┌─ INPUT
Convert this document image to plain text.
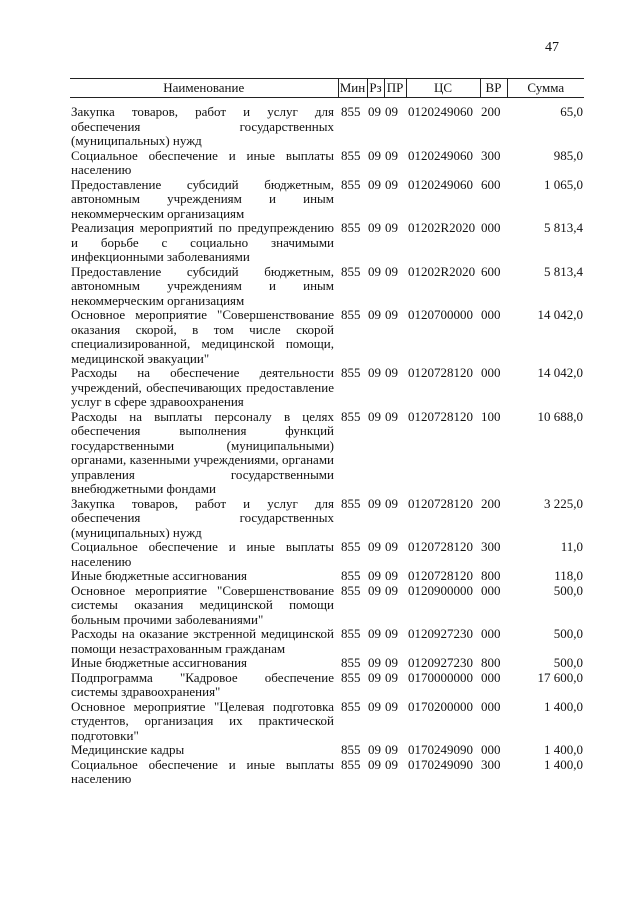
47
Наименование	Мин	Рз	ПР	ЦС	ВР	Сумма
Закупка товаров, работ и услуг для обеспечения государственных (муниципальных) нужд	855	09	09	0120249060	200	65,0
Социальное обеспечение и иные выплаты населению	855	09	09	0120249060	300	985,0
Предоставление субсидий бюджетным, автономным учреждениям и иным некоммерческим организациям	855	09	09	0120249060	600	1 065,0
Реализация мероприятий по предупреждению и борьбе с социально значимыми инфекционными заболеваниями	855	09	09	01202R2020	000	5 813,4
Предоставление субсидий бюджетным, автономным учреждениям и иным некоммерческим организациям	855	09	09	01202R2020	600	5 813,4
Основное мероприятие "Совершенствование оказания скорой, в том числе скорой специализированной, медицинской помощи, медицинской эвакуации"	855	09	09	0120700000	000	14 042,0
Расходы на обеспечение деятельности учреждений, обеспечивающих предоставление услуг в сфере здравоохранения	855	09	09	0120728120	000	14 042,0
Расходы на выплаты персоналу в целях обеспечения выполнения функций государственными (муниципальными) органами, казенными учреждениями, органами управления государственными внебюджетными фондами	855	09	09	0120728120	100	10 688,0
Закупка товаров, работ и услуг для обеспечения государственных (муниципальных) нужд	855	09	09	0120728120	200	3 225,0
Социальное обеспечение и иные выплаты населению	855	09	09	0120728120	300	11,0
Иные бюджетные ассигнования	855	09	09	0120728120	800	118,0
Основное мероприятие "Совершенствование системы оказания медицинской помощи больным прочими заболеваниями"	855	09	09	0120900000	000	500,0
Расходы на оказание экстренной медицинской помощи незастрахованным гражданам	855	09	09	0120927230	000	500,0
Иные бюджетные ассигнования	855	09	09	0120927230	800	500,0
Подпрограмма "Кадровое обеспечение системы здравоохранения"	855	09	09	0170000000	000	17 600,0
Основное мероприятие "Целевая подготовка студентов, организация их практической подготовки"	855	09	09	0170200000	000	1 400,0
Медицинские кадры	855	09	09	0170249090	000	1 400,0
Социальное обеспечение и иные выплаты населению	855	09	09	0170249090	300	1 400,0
└─
TO DO:
Among the records above, how many lines carry the string "заболеваниями"? Reply with the number alone.

EXERCISE OUTPUT:
2